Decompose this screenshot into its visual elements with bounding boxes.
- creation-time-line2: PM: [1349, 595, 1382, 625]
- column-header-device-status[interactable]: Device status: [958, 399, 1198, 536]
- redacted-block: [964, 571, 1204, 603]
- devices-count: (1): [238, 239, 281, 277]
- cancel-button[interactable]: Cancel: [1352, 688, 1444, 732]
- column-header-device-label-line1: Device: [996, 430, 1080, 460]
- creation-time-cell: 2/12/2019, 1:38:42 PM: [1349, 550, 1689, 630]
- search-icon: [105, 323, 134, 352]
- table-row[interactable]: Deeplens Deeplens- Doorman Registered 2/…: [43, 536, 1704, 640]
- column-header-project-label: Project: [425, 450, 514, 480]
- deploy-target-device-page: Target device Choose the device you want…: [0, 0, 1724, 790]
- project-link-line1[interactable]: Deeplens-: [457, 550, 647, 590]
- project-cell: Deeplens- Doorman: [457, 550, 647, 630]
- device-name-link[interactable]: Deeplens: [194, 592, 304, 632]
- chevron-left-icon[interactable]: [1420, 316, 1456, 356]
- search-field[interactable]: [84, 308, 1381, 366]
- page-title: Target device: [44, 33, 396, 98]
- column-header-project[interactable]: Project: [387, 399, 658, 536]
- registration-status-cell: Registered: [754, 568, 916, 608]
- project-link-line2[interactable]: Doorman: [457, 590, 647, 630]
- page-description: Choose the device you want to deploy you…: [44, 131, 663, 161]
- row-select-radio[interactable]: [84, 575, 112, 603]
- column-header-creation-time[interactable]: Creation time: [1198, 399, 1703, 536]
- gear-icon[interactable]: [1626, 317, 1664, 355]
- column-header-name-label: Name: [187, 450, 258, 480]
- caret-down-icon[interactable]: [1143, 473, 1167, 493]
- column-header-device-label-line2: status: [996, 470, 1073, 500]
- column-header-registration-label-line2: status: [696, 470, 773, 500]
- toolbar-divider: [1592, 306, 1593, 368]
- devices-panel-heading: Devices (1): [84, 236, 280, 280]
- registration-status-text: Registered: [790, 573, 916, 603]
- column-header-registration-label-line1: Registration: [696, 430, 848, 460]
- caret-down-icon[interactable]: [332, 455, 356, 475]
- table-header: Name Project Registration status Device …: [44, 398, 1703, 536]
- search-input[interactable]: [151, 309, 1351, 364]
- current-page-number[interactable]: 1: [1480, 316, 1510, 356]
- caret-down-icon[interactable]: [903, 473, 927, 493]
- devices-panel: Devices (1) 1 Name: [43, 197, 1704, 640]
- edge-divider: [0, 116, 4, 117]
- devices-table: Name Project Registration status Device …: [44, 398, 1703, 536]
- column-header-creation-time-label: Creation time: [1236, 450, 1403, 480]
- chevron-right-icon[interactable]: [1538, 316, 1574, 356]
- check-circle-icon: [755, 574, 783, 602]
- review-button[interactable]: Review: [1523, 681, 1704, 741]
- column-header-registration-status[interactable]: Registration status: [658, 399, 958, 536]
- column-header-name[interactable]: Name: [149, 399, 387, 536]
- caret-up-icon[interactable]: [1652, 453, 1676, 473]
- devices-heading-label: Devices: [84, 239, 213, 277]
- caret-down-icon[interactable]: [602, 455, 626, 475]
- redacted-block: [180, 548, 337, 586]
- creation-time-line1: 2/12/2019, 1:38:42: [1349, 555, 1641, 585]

**Goal**
Rewrite all of the records above, replacing each "Doorman" with "Greeter" and leaving everything else unchanged.

**Answer to this problem**
Decompose this screenshot into its visual elements with bounding boxes.
- creation-time-line2: PM: [1349, 595, 1382, 625]
- column-header-device-status[interactable]: Device status: [958, 399, 1198, 536]
- redacted-block: [964, 571, 1204, 603]
- devices-count: (1): [238, 239, 281, 277]
- cancel-button[interactable]: Cancel: [1352, 688, 1444, 732]
- column-header-device-label-line1: Device: [996, 430, 1080, 460]
- creation-time-cell: 2/12/2019, 1:38:42 PM: [1349, 550, 1689, 630]
- search-icon: [105, 323, 134, 352]
- table-row[interactable]: Deeplens Deeplens- Greeter Registered 2/…: [43, 536, 1704, 640]
- column-header-project-label: Project: [425, 450, 514, 480]
- deploy-target-device-page: Target device Choose the device you want…: [0, 0, 1724, 790]
- project-link-line1[interactable]: Deeplens-: [457, 550, 647, 590]
- project-cell: Deeplens- Greeter: [457, 550, 647, 630]
- device-name-link[interactable]: Deeplens: [194, 592, 304, 632]
- chevron-left-icon[interactable]: [1420, 316, 1456, 356]
- search-field[interactable]: [84, 308, 1381, 366]
- page-title: Target device: [44, 33, 396, 98]
- column-header-project[interactable]: Project: [387, 399, 658, 536]
- registration-status-cell: Registered: [754, 568, 916, 608]
- project-link-line2[interactable]: Greeter: [457, 590, 647, 630]
- page-description: Choose the device you want to deploy you…: [44, 131, 663, 161]
- row-select-radio[interactable]: [84, 575, 112, 603]
- column-header-creation-time[interactable]: Creation time: [1198, 399, 1703, 536]
- gear-icon[interactable]: [1626, 317, 1664, 355]
- column-header-name-label: Name: [187, 450, 258, 480]
- caret-down-icon[interactable]: [1143, 473, 1167, 493]
- column-header-device-label-line2: status: [996, 470, 1073, 500]
- column-header-registration-label-line2: status: [696, 470, 773, 500]
- toolbar-divider: [1592, 306, 1593, 368]
- devices-panel-heading: Devices (1): [84, 236, 280, 280]
- registration-status-text: Registered: [790, 573, 916, 603]
- column-header-registration-label-line1: Registration: [696, 430, 848, 460]
- caret-down-icon[interactable]: [332, 455, 356, 475]
- table-header: Name Project Registration status Device …: [44, 398, 1703, 536]
- search-input[interactable]: [151, 309, 1351, 364]
- current-page-number[interactable]: 1: [1480, 316, 1510, 356]
- caret-down-icon[interactable]: [903, 473, 927, 493]
- devices-panel: Devices (1) 1 Name: [43, 197, 1704, 640]
- edge-divider: [0, 116, 4, 117]
- devices-table: Name Project Registration status Device …: [44, 398, 1703, 536]
- column-header-creation-time-label: Creation time: [1236, 450, 1403, 480]
- chevron-right-icon[interactable]: [1538, 316, 1574, 356]
- check-circle-icon: [755, 574, 783, 602]
- review-button[interactable]: Review: [1523, 681, 1704, 741]
- column-header-registration-status[interactable]: Registration status: [658, 399, 958, 536]
- column-header-name[interactable]: Name: [149, 399, 387, 536]
- caret-up-icon[interactable]: [1652, 453, 1676, 473]
- devices-heading-label: Devices: [84, 239, 213, 277]
- caret-down-icon[interactable]: [602, 455, 626, 475]
- redacted-block: [180, 548, 337, 586]
- creation-time-line1: 2/12/2019, 1:38:42: [1349, 555, 1641, 585]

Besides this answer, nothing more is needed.